Provided passage
Modulation of hippocampal norepinephrine release by cholinergic agonists is altered by AF64A lesion.

The effect of lesioning hippocampal cholinergic neurons with the neurotoxin AF64A on the ability of cholinergic agonists to modulate stimulation-induced release of 3H-norepinephrine (NE) from rat hippocampal slices was studied. Rats received intracerebroventricular injections of either AF64A (ethylcholine mustard aziridinium, 2 nmol) or vehicle (sham operated). Six weeks after treatment, release of 3H-NE evoked by electrical stimulation (2 Hz, 2 min) in the presence or absence of cholinergic agonists and/or antagonists was measured. Activation of M2 receptors with oxotremorine (in the presence of the M1 antagonist pirenzepine) caused a small inhibition of NE release, which was abolished in hippocampi from AF64A-treated rats. The Kd for high-affinity binding of the selective M2 ligand [3H] AF-DX 384 was increased 10-fold in lesioned tissues. The M1 selective agonist McN-A-343 produced a significant enhancement of NE release, which was unchanged by AF64A lesion. Binding studies with [3H] pirenzepine showed no change in the affinity or number of M1 receptors. Nicotine also caused a significant enhancement of evoked NE release, but this effect was markedly reduced in tissues from AF64A-treated rats. AF64A treatment caused a twofold decrease in the number of [3H] nicotine binding sites. This study suggests that long-term lesion of hippocampal cholinergic neurons with AF64A alters the function of postsynaptic muscarinic M2 and nicotinic cholinergic receptors that modulate the release of NE in the hippocampus.

Data section
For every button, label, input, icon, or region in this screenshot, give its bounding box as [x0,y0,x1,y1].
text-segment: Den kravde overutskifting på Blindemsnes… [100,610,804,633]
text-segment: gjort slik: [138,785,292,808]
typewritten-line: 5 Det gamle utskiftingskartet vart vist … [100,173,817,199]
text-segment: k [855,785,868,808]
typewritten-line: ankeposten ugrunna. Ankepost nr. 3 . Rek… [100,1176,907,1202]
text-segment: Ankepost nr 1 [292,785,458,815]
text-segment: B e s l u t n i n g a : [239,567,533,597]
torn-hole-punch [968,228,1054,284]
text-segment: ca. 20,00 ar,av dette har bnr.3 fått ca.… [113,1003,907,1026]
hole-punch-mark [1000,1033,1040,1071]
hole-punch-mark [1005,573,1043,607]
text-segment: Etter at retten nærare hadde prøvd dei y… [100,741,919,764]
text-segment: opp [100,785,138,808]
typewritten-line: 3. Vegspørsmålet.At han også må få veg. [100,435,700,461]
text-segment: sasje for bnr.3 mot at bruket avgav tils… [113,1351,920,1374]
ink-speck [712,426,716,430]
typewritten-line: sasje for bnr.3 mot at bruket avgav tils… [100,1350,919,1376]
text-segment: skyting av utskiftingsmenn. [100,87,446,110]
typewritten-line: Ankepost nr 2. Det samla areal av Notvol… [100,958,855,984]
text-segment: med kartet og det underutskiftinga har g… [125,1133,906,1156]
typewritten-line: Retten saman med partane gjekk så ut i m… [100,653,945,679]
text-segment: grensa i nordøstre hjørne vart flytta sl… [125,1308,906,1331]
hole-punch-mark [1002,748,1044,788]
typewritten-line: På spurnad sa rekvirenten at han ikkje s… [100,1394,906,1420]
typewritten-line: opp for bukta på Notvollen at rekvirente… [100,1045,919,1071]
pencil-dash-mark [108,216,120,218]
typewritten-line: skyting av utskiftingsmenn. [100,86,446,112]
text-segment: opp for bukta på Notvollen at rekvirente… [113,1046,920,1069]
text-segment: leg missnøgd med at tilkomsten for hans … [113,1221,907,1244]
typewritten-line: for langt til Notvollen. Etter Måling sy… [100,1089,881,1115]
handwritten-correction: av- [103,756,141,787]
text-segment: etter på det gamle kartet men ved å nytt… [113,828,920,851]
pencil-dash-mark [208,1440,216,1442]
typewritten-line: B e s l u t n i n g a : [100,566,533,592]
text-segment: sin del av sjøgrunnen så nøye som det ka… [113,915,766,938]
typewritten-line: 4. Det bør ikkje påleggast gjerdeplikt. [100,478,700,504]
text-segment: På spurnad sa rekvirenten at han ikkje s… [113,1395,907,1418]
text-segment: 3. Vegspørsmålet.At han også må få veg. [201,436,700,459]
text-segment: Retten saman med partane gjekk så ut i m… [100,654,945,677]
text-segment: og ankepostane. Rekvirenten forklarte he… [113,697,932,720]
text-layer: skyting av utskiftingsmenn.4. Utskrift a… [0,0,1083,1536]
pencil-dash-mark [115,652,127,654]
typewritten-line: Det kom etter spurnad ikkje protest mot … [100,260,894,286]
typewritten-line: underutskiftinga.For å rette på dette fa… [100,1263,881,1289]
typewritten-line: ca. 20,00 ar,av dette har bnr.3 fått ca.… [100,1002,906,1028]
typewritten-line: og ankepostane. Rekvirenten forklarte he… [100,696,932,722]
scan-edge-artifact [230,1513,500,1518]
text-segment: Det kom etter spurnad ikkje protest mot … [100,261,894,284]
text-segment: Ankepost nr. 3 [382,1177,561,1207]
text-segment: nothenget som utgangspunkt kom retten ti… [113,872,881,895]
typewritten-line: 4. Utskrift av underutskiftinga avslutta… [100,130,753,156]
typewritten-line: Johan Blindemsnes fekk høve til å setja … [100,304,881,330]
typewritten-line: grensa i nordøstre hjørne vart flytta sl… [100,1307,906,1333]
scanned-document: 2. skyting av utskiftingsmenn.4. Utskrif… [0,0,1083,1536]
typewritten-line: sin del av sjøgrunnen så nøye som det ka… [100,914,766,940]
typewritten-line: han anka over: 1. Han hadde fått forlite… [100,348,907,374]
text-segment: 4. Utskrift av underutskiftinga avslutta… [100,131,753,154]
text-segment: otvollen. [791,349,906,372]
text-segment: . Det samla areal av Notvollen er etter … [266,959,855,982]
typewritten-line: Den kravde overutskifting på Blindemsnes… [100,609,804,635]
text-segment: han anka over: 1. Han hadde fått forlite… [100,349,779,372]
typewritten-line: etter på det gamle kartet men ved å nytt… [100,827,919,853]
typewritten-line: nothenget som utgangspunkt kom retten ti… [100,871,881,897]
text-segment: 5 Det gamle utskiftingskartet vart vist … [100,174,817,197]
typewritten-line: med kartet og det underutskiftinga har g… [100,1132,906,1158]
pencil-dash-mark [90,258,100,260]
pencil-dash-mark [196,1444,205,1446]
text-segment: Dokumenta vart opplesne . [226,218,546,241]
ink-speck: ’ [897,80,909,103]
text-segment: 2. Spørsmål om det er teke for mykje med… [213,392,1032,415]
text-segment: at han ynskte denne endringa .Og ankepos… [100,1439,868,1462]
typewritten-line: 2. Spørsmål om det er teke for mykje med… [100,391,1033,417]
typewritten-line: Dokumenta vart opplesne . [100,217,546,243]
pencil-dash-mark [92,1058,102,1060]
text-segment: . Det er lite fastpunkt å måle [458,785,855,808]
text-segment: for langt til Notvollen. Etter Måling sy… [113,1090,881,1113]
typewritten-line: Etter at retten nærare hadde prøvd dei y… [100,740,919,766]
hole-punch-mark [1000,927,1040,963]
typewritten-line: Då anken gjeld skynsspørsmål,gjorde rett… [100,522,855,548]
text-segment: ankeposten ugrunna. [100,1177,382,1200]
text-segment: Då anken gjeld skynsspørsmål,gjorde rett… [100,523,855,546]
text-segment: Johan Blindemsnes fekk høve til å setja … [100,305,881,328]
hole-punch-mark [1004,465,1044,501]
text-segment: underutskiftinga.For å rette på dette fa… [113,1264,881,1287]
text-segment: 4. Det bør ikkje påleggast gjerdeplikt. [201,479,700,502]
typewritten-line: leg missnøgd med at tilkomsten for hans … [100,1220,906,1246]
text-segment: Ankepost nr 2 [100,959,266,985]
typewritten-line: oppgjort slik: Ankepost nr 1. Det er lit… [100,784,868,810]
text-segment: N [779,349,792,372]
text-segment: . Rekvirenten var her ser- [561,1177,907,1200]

What is being asked
Do these statements agree with the study of hippocampal norepinephrine release? Answer yes or no for each, and quote the words from the text that decide it. (a) The enhancement of NE release by McN-A-343 was unchanged by AF64A lesion. (b) AF64A treatment doubled the number of [3H] nicotine binding sites. (c) Release of 3H-NE was measured three weeks after treatment.

Exercise solution
(a) Yes: "The M1 selective agonist McN-A-343 produced a significant enhancement of NE release, which was unchanged by AF64A lesion."
(b) No: "AF64A treatment caused a twofold decrease in the number of [3H] nicotine binding sites."
(c) No: "Six weeks after treatment, release of 3H-NE evoked by electrical stimulation (2 Hz, 2 min) in the presence or absence of cholinergic agonists and/or antagonists was measured."